-- begin --

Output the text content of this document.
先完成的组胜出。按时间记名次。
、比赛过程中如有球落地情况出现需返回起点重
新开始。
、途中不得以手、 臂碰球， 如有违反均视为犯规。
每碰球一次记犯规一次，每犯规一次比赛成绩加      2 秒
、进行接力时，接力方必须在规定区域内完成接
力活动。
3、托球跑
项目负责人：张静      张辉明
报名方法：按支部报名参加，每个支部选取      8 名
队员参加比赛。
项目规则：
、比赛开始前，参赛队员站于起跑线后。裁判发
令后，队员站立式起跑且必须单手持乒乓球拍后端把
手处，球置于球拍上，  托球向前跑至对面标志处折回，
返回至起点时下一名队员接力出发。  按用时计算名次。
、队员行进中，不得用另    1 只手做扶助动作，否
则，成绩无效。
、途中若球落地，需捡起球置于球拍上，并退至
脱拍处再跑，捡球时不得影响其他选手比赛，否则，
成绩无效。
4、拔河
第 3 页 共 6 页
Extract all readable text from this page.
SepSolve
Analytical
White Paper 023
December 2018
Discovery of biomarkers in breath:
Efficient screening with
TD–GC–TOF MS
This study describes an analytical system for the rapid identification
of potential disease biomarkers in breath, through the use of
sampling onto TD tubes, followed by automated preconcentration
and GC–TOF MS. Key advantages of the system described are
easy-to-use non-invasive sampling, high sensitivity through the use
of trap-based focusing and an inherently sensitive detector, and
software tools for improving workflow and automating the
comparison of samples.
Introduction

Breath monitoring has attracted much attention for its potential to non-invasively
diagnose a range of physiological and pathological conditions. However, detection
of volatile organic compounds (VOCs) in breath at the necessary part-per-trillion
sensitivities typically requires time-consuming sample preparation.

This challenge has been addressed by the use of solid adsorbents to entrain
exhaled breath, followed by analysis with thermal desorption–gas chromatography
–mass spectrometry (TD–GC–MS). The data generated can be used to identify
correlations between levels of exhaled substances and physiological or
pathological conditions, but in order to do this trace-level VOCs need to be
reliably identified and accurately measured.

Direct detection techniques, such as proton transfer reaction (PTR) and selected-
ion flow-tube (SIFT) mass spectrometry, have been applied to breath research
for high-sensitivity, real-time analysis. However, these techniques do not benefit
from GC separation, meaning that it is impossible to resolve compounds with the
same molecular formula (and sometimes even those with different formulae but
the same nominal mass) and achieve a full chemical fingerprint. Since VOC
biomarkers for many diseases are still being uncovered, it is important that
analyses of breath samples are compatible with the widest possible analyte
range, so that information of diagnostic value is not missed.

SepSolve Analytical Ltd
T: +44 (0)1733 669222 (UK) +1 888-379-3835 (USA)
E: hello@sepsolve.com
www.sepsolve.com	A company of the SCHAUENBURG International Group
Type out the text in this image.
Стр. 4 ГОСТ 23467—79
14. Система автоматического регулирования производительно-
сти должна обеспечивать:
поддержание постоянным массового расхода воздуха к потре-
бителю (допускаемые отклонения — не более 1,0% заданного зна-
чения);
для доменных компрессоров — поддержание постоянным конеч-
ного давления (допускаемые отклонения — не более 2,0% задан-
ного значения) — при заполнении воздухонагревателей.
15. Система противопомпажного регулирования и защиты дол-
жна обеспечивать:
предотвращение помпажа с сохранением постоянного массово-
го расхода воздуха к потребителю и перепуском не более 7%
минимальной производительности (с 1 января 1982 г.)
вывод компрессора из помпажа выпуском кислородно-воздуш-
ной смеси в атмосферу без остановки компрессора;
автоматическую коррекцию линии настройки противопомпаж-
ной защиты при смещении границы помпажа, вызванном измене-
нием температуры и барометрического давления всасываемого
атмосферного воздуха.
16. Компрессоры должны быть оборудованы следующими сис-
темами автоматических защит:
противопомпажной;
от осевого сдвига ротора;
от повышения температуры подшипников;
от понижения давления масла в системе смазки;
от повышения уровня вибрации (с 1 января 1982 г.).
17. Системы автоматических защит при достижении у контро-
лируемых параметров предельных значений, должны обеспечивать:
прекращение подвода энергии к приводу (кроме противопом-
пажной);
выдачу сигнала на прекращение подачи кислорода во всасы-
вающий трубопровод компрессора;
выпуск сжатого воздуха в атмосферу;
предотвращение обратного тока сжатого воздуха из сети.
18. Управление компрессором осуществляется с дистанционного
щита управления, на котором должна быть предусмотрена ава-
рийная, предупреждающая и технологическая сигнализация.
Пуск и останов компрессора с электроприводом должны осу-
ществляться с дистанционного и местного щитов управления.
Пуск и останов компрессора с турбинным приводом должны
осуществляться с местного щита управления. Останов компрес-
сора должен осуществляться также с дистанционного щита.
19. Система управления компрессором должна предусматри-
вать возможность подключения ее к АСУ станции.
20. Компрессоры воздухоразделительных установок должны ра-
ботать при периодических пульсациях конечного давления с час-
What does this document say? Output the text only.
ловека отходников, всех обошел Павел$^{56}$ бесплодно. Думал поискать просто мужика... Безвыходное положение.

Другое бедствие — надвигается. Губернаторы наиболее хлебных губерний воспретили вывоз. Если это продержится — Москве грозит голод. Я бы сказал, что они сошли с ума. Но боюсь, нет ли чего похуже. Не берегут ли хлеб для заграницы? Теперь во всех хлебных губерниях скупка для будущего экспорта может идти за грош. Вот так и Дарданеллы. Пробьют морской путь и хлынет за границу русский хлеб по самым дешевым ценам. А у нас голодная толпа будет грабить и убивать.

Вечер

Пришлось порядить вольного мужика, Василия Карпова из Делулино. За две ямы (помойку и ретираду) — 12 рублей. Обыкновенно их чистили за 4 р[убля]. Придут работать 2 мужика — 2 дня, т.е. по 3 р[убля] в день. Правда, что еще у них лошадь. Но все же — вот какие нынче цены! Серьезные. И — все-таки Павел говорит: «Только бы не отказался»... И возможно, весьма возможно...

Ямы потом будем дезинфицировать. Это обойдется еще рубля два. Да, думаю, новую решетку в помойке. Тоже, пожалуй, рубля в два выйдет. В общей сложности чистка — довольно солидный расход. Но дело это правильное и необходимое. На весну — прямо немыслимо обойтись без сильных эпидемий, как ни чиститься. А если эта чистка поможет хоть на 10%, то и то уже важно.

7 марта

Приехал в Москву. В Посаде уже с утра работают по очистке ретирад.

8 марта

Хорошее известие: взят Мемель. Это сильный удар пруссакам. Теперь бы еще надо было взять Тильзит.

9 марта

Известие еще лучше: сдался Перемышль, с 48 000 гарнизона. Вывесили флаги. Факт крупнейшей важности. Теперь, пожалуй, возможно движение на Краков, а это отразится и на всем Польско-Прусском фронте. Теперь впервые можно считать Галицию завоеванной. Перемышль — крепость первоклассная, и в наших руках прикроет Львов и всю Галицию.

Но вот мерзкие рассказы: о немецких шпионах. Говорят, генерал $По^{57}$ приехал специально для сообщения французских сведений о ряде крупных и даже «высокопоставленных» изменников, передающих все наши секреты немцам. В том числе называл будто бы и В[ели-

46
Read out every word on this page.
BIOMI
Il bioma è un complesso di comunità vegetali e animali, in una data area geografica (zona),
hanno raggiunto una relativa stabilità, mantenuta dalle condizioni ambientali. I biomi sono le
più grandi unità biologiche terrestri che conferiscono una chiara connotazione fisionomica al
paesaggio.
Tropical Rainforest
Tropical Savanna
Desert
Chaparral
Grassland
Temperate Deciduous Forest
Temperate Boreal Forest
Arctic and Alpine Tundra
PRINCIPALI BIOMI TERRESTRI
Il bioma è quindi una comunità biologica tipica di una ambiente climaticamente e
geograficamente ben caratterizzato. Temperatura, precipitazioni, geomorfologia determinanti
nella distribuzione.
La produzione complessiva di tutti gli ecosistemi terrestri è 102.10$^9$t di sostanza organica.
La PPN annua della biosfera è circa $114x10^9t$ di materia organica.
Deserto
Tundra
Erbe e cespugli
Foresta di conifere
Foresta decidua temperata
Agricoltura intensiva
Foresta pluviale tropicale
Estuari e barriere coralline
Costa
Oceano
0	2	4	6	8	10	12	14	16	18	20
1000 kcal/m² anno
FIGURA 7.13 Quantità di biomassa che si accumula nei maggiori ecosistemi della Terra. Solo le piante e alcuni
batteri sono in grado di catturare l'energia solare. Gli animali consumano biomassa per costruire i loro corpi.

-- end --

-- WHAT TO WORK ON --
Pick out each line above that includes "помпажа" and show it.

-- THE COMPLETED TASK --
предотвращение помпажа с сохранением постоянного массово-
вывод компрессора из помпажа выпуском кислородно-воздуш-
ной защиты при смещении границы помпажа, вызванном измене-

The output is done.